» **EXERCISE PASSAGE**
##############################

Q1 2012 Special Report: Campus Infrastructure
The 2012 Q1 Special Report delves into 9 key areas of infrastructure and shows you why they are critical to your campus’ successful future.
Building on the Bring Your Own Device Revolution
In response to a survey conducted in October, 93 percent of medical students at West Virginia University say they earn better grades with the aid of recorded lectures.
In their first and second year of medical school, students' classes are all lecture-based. The School of Medicine doesn't require students to go to these classes. But since it started using lecture capture in all the classes, many of the students prefer to watch the lectures at home instead of going to class.
Of the 100 students who responded to the survey, 36 said they missed three to 10 lectures per term. And 14 generally don't come to class, missing 10 or more lectures.
They don't come to class for a number of reasons. But one of the key reasons is the lecture recordings.
"The main thing is that they really prefer the presentation controls of being able to pause and rewind and stop so that if the instructor is saying something complicated, they have time to write it down, process it and think about it before they move on to the next thing," said Eric Coffman, manager of application development in the university's Robert C. Byrd Health Sciences Center.
In comments, some students said they listened to the lectures in class and then took notes while watching the lecture at home. Others skipped lectures in class because they took better notes while watching the recording, preferred the presentation controls or had fewer distractions at home.
All but one of the students recommended that other professors record their lectures. They cited a number of reasons, including the following:
About 10 years ago, the health sciences center started using lecture capture technology, including Windows Media Services and Impatica for PowerPoint. It started with a few courses.
Later on, eight courses recorded lectures with Camtasia Studio. But it took a large amount of IT time and resources to record and process the lectures.

##############################

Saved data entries
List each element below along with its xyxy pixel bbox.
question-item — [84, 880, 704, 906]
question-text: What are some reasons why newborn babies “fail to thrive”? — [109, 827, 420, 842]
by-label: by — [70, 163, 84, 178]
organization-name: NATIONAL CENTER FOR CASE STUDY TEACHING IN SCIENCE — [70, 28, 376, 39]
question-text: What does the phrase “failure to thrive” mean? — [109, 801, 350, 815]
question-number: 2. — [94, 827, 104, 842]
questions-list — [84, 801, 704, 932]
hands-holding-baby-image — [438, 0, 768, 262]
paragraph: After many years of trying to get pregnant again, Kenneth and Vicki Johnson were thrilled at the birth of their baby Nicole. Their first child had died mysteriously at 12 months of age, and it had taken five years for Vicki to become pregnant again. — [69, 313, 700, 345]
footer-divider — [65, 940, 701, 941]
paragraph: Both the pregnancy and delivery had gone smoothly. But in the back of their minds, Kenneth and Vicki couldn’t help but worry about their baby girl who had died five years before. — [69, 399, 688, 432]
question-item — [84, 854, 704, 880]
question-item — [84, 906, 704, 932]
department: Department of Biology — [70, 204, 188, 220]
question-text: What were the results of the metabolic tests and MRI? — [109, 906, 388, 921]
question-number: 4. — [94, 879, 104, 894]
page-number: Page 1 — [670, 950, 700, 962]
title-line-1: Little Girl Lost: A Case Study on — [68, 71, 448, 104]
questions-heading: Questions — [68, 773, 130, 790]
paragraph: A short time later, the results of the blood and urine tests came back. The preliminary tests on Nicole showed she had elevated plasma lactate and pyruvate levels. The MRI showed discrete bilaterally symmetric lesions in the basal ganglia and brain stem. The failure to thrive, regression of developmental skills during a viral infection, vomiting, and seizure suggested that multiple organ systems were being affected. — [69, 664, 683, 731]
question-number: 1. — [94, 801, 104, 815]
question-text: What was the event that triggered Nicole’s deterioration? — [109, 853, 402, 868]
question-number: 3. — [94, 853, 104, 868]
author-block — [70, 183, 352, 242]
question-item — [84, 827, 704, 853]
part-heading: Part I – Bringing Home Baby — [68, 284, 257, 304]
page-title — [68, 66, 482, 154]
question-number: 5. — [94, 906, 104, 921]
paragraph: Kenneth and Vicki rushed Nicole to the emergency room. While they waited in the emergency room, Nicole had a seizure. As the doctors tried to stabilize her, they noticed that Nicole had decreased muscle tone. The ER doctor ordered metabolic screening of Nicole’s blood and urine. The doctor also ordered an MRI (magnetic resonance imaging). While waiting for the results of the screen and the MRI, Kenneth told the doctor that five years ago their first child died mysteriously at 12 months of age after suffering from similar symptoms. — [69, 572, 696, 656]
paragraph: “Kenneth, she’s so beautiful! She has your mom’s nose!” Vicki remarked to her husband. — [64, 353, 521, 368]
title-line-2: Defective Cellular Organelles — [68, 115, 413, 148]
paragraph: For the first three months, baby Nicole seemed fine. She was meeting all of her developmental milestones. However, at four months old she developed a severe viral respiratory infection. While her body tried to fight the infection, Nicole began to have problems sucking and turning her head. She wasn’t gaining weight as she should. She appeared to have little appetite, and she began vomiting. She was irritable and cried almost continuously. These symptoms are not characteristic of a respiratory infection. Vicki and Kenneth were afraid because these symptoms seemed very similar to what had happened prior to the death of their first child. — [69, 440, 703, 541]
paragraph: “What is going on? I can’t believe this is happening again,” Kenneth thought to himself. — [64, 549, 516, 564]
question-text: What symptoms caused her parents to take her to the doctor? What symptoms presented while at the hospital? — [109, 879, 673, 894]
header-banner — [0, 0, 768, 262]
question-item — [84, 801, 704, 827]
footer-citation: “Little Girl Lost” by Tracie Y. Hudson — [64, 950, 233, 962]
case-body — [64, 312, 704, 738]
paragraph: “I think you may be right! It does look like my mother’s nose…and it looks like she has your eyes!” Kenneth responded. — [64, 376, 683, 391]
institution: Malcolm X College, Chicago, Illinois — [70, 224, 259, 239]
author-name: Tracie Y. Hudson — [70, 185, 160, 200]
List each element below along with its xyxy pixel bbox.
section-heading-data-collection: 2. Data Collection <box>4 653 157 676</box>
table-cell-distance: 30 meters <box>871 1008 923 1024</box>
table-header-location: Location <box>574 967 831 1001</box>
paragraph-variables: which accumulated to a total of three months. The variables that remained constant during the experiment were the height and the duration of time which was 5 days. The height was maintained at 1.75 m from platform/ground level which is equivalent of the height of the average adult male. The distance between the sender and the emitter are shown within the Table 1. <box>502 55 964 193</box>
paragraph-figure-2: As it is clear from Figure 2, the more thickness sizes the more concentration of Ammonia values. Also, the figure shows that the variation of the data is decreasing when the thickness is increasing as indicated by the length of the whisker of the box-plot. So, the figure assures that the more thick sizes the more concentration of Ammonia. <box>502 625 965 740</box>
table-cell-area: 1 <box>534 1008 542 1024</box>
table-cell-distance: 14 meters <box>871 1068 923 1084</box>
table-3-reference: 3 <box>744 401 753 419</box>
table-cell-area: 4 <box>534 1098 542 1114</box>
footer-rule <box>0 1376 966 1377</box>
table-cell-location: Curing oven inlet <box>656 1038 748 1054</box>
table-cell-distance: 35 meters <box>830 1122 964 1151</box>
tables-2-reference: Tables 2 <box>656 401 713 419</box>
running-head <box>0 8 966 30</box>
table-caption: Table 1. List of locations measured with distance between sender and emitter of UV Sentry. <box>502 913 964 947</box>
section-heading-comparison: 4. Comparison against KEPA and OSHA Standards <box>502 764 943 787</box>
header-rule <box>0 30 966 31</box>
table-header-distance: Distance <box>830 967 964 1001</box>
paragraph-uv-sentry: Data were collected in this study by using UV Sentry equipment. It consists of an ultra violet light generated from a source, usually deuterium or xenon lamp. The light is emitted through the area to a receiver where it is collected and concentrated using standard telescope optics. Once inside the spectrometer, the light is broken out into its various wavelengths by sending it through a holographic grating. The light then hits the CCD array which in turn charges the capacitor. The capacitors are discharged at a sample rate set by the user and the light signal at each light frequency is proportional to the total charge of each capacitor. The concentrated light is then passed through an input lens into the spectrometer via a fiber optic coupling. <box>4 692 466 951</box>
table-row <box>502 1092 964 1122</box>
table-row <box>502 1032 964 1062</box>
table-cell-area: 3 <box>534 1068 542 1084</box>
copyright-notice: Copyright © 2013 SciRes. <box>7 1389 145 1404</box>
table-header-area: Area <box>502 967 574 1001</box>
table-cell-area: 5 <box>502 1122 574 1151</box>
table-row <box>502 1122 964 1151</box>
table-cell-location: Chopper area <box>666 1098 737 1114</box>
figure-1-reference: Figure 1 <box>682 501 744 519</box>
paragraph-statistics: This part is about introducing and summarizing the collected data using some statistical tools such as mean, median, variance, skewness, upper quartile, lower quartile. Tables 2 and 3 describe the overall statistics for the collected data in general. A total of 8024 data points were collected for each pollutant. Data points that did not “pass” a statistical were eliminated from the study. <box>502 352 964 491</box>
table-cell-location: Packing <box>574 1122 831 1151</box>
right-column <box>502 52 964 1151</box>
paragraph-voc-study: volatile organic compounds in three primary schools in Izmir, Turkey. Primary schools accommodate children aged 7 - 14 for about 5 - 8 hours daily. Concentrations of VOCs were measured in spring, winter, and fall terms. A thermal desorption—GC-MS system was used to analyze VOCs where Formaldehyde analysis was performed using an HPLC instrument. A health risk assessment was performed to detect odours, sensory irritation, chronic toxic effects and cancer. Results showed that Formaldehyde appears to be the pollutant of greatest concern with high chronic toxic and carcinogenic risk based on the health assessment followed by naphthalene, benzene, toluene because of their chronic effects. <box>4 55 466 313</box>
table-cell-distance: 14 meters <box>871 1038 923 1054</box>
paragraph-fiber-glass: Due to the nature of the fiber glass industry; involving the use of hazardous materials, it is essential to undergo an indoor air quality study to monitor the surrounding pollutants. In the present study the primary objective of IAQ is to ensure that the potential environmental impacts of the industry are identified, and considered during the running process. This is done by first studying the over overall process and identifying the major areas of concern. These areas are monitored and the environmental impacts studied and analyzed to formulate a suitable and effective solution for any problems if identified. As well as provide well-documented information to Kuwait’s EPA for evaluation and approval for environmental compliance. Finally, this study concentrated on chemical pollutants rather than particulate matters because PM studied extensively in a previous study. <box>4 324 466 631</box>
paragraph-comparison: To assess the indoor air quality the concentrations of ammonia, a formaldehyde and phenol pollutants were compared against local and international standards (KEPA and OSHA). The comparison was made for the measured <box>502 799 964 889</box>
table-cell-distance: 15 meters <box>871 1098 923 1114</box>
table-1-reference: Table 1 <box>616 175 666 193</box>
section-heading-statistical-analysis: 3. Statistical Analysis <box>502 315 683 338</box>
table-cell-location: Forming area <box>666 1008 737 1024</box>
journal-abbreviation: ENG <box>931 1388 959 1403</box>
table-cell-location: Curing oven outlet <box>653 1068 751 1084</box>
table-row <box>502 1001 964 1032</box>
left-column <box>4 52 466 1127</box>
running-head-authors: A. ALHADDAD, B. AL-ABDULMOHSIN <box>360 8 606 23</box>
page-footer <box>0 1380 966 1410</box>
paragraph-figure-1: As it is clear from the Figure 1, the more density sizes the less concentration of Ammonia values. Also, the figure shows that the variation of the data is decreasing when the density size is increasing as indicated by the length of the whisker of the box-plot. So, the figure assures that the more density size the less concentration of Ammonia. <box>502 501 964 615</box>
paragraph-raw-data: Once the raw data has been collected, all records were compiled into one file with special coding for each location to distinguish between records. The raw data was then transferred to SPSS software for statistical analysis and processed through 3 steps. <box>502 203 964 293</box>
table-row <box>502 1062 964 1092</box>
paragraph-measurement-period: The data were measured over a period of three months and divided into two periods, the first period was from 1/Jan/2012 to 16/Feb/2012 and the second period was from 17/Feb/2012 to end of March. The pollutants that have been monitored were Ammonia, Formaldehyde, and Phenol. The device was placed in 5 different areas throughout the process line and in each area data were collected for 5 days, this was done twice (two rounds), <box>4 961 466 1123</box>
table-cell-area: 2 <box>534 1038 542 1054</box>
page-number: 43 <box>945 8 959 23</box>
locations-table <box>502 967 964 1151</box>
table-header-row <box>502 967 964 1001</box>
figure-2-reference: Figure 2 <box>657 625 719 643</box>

##############################

» **WORK REQUIRED**
Repeat word for word the part of the campus infrastructure report starting at "They don't come" and ending at "distractions at home.".

» **ANSWER FOR THIS EXERCISE**
They don't come to class for a number of reasons. But one of the key reasons is the lecture recordings.
"The main thing is that they really prefer the presentation controls of being able to pause and rewind and stop so that if the instructor is saying something complicated, they have time to write it down, process it and think about it before they move on to the next thing," said Eric Coffman, manager of application development in the university's Robert C. Byrd Health Sciences Center.
In comments, some students said they listened to the lectures in class and then took notes while watching the lecture at home. Others skipped lectures in class because they took better notes while watching the recording, preferred the presentation controls or had fewer distractions at home.